What to work on →
Copy the lines that follow, keeping every character the same.

Raw records →
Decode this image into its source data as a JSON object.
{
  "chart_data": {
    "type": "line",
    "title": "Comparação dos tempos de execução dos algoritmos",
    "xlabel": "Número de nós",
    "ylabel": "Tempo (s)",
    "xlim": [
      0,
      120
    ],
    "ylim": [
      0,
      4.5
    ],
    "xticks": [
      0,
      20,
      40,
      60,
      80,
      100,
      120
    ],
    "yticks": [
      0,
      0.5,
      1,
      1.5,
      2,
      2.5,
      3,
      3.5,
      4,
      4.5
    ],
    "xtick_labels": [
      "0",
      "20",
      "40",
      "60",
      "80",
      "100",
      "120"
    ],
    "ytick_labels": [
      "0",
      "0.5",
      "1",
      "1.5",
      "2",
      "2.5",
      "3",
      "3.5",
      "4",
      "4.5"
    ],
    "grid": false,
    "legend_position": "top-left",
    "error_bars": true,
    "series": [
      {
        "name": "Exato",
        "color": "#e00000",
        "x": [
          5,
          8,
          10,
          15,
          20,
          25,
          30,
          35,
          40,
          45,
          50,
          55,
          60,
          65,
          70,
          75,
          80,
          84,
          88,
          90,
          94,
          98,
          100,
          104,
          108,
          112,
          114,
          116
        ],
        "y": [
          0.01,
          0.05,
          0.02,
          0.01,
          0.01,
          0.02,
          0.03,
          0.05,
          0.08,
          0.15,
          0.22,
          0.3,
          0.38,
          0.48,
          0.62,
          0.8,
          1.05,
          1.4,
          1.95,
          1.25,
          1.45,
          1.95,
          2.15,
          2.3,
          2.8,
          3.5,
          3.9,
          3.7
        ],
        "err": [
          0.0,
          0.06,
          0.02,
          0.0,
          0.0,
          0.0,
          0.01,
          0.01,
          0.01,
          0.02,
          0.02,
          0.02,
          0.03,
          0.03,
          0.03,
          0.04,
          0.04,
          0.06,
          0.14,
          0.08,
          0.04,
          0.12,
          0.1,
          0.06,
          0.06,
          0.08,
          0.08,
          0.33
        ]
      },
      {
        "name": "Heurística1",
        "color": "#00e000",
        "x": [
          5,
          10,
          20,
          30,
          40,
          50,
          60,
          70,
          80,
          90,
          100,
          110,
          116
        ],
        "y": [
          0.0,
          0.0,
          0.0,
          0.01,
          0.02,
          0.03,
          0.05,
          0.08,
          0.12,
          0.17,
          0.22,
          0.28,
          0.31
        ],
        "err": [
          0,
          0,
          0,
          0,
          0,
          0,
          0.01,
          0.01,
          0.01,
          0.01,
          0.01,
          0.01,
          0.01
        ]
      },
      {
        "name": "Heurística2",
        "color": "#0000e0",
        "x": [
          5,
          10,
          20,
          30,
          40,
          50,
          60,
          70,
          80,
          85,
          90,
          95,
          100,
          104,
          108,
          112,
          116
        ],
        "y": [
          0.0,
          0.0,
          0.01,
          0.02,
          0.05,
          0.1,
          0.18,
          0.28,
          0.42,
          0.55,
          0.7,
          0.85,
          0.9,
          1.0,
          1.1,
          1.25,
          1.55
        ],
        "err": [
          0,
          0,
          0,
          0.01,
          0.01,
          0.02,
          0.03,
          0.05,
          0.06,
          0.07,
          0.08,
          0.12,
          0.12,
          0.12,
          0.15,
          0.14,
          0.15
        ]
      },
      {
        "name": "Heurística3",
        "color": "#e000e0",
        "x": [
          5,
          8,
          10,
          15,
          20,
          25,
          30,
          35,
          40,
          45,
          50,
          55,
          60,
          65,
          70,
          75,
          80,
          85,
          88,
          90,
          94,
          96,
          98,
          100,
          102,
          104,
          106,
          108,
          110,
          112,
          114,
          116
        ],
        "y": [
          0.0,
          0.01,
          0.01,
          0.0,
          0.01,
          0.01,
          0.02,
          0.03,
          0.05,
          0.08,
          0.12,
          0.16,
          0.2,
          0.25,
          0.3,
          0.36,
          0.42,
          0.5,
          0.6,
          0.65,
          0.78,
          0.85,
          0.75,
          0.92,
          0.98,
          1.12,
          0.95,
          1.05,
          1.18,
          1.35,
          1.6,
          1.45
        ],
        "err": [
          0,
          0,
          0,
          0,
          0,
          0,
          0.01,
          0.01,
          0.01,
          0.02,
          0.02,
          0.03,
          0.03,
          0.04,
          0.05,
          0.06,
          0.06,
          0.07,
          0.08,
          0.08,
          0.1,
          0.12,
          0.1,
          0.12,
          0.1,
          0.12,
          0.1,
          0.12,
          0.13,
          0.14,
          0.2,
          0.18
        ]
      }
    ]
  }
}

Written solution →
Decode this image into its source data as a JSON object.
{
  "chart_data": {
    "type": "line",
    "title": "Comparação dos tempos de execução dos algoritmos",
    "xlabel": "Número de nós",
    "ylabel": "Tempo (s)",
    "xlim": [
      0,
      120
    ],
    "ylim": [
      0,
      4.5
    ],
    "xticks": [
      0,
      20,
      40,
      60,
      80,
      100,
      120
    ],
    "yticks": [
      0,
      0.5,
      1,
      1.5,
      2,
      2.5,
      3,
      3.5,
      4,
      4.5
    ],
    "xtick_labels": [
      "0",
      "20",
      "40",
      "60",
      "80",
      "100",
      "120"
    ],
    "ytick_labels": [
      "0",
      "0.5",
      "1",
      "1.5",
      "2",
      "2.5",
      "3",
      "3.5",
      "4",
      "4.5"
    ],
    "grid": false,
    "legend_position": "top-left",
    "error_bars": true,
    "series": [
      {
        "name": "Exato",
        "color": "#e00000",
        "x": [
          5,
          8,
          10,
          15,
          20,
          25,
          30,
          35,
          40,
          45,
          50,
          55,
          60,
          65,
          70,
          75,
          80,
          84,
          88,
          90,
          94,
          98,
          100,
          104,
          108,
          112,
          114,
          116
        ],
        "y": [
          0.01,
          0.05,
          0.02,
          0.01,
          0.01,
          0.02,
          0.03,
          0.05,
          0.08,
          0.15,
          0.22,
          0.3,
          0.38,
          0.48,
          0.62,
          0.8,
          1.05,
          1.4,
          1.95,
          1.25,
          1.45,
          1.95,
          2.15,
          2.3,
          2.8,
          3.5,
          3.9,
          3.7
        ],
        "err": [
          0.0,
          0.06,
          0.02,
          0.0,
          0.0,
          0.0,
          0.01,
          0.01,
          0.01,
          0.02,
          0.02,
          0.02,
          0.03,
          0.03,
          0.03,
          0.04,
          0.04,
          0.06,
          0.14,
          0.08,
          0.04,
          0.12,
          0.1,
          0.06,
          0.06,
          0.08,
          0.08,
          0.33
        ]
      },
      {
        "name": "Heurística1",
        "color": "#00e000",
        "x": [
          5,
          10,
          20,
          30,
          40,
          50,
          60,
          70,
          80,
          90,
          100,
          110,
          116
        ],
        "y": [
          0.0,
          0.0,
          0.0,
          0.01,
          0.02,
          0.03,
          0.05,
          0.08,
          0.12,
          0.17,
          0.22,
          0.28,
          0.31
        ],
        "err": [
          0,
          0,
          0,
          0,
          0,
          0,
          0.01,
          0.01,
          0.01,
          0.01,
          0.01,
          0.01,
          0.01
        ]
      },
      {
        "name": "Heurística2",
        "color": "#0000e0",
        "x": [
          5,
          10,
          20,
          30,
          40,
          50,
          60,
          70,
          80,
          85,
          90,
          95,
          100,
          104,
          108,
          112,
          116
        ],
        "y": [
          0.0,
          0.0,
          0.01,
          0.02,
          0.05,
          0.1,
          0.18,
          0.28,
          0.42,
          0.55,
          0.7,
          0.85,
          0.9,
          1.0,
          1.1,
          1.25,
          1.55
        ],
        "err": [
          0,
          0,
          0,
          0.01,
          0.01,
          0.02,
          0.03,
          0.05,
          0.06,
          0.07,
          0.08,
          0.12,
          0.12,
          0.12,
          0.15,
          0.14,
          0.15
        ]
      },
      {
        "name": "Heurística3",
        "color": "#e000e0",
        "x": [
          5,
          8,
          10,
          15,
          20,
          25,
          30,
          35,
          40,
          45,
          50,
          55,
          60,
          65,
          70,
          75,
          80,
          85,
          88,
          90,
          94,
          96,
          98,
          100,
          102,
          104,
          106,
          108,
          110,
          112,
          114,
          116
        ],
        "y": [
          0.0,
          0.01,
          0.01,
          0.0,
          0.01,
          0.01,
          0.02,
          0.03,
          0.05,
          0.08,
          0.12,
          0.16,
          0.2,
          0.25,
          0.3,
          0.36,
          0.42,
          0.5,
          0.6,
          0.65,
          0.78,
          0.85,
          0.75,
          0.92,
          0.98,
          1.12,
          0.95,
          1.05,
          1.18,
          1.35,
          1.6,
          1.45
        ],
        "err": [
          0,
          0,
          0,
          0,
          0,
          0,
          0.01,
          0.01,
          0.01,
          0.02,
          0.02,
          0.03,
          0.03,
          0.04,
          0.05,
          0.06,
          0.06,
          0.07,
          0.08,
          0.08,
          0.1,
          0.12,
          0.1,
          0.12,
          0.1,
          0.12,
          0.1,
          0.12,
          0.13,
          0.14,
          0.2,
          0.18
        ]
      }
    ]
  }
}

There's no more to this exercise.